[Records contained in a dataset]
▽

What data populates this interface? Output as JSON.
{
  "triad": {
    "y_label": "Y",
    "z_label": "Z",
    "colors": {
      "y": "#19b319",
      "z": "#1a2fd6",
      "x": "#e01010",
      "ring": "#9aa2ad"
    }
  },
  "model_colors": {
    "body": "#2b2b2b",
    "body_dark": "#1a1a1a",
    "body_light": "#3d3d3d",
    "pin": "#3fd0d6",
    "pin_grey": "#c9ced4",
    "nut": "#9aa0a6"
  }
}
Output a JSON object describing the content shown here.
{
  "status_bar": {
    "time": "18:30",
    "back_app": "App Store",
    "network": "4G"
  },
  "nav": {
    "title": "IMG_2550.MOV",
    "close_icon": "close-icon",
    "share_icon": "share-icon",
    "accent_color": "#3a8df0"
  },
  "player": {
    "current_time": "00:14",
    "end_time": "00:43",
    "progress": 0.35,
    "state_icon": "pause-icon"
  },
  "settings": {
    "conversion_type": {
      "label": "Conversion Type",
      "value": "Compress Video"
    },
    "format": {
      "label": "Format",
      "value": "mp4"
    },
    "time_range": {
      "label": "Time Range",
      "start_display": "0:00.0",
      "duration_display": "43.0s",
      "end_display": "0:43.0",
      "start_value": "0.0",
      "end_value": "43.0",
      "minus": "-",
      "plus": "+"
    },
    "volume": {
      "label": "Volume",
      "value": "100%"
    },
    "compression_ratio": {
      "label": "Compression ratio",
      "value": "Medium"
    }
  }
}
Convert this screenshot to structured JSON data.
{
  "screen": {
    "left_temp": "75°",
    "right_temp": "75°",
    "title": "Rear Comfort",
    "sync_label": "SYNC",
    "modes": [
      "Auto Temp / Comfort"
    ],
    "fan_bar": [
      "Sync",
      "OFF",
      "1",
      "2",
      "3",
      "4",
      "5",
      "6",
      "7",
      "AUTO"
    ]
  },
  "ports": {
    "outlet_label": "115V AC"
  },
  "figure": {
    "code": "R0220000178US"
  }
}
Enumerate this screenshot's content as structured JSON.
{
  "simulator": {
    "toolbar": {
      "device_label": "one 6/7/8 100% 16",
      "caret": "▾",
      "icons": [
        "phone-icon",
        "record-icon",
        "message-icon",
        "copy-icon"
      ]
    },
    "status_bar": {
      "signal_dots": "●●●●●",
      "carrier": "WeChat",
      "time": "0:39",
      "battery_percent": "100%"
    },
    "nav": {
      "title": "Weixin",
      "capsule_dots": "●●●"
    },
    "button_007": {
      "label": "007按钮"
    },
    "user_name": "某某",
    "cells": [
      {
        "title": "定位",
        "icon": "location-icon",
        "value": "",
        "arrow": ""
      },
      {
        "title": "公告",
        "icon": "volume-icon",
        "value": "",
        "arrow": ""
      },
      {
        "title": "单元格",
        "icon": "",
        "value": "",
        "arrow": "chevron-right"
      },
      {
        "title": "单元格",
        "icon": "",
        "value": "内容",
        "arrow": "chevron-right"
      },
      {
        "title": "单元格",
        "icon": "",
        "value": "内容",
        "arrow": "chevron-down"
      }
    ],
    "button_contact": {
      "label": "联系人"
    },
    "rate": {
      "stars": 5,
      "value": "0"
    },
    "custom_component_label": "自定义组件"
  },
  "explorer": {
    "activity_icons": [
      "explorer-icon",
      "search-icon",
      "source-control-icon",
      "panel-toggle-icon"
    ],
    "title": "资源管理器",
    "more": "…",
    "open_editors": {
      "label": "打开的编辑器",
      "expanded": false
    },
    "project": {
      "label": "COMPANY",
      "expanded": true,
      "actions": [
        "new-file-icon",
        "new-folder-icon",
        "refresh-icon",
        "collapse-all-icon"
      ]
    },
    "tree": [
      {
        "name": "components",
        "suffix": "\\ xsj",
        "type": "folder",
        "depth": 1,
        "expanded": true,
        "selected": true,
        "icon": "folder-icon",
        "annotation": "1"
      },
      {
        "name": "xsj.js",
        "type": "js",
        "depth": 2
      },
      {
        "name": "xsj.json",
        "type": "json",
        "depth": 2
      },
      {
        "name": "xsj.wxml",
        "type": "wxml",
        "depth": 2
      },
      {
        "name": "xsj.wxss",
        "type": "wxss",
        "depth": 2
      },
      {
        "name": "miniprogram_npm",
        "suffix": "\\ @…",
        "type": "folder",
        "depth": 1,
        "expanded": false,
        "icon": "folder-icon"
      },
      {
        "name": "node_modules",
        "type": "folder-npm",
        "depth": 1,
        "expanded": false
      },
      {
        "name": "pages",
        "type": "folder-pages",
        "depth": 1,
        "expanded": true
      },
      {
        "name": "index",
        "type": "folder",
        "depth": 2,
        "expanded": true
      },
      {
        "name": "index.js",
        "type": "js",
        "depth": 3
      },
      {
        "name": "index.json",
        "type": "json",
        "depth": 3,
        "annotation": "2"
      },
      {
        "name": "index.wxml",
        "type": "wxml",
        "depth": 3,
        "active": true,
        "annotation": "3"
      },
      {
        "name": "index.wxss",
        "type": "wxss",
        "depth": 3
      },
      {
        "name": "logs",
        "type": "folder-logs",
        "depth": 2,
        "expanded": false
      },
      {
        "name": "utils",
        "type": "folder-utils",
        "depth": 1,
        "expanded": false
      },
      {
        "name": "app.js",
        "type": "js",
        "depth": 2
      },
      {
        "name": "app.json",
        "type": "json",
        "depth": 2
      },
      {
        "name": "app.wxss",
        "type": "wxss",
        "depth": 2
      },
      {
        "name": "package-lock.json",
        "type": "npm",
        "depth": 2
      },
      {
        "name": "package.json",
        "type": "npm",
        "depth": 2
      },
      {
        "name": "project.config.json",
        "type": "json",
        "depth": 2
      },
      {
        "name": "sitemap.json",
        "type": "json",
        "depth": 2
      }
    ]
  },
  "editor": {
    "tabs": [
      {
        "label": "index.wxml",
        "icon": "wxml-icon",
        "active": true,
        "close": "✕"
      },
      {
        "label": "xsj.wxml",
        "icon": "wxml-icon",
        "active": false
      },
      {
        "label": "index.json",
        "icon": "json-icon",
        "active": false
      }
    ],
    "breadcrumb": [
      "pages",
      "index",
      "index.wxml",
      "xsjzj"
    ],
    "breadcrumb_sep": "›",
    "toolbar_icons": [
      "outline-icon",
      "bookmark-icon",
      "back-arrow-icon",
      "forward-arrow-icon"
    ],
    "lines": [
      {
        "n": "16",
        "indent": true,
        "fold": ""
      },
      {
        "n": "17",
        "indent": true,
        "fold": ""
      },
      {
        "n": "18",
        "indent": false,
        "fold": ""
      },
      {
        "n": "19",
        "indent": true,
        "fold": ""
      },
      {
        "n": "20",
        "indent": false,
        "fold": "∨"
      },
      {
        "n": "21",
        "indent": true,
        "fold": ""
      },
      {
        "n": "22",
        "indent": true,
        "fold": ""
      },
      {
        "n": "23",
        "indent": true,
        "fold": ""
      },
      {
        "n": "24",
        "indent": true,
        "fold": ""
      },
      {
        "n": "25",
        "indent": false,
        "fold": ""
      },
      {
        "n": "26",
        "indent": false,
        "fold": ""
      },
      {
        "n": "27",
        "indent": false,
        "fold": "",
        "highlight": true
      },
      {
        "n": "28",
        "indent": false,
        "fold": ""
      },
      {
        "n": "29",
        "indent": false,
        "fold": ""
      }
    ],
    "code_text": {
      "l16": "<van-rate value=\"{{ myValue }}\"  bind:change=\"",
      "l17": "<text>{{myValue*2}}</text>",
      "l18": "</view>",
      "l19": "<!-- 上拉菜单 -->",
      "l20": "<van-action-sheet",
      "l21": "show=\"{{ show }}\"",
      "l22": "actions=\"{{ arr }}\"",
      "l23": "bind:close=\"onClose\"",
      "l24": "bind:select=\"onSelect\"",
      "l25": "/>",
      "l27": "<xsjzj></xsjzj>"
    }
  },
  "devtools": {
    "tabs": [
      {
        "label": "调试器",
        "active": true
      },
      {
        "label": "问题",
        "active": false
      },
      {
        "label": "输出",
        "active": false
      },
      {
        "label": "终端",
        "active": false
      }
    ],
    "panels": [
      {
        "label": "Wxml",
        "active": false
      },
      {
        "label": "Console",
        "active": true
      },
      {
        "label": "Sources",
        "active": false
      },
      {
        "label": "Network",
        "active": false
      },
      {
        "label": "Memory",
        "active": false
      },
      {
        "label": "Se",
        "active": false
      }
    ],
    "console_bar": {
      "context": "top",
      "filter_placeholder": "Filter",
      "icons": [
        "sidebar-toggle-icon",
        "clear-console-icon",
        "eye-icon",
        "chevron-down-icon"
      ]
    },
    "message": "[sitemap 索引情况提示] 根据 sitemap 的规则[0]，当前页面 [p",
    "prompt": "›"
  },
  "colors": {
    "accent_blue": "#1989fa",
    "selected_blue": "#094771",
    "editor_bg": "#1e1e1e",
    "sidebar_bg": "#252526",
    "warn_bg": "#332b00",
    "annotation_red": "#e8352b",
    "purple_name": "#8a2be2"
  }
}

△

What to do = From the data, pick out every line that includes "content".

Exercise solution =
Output a JSON object describing the content shown here.
Enumerate this screenshot's content as structured JSON.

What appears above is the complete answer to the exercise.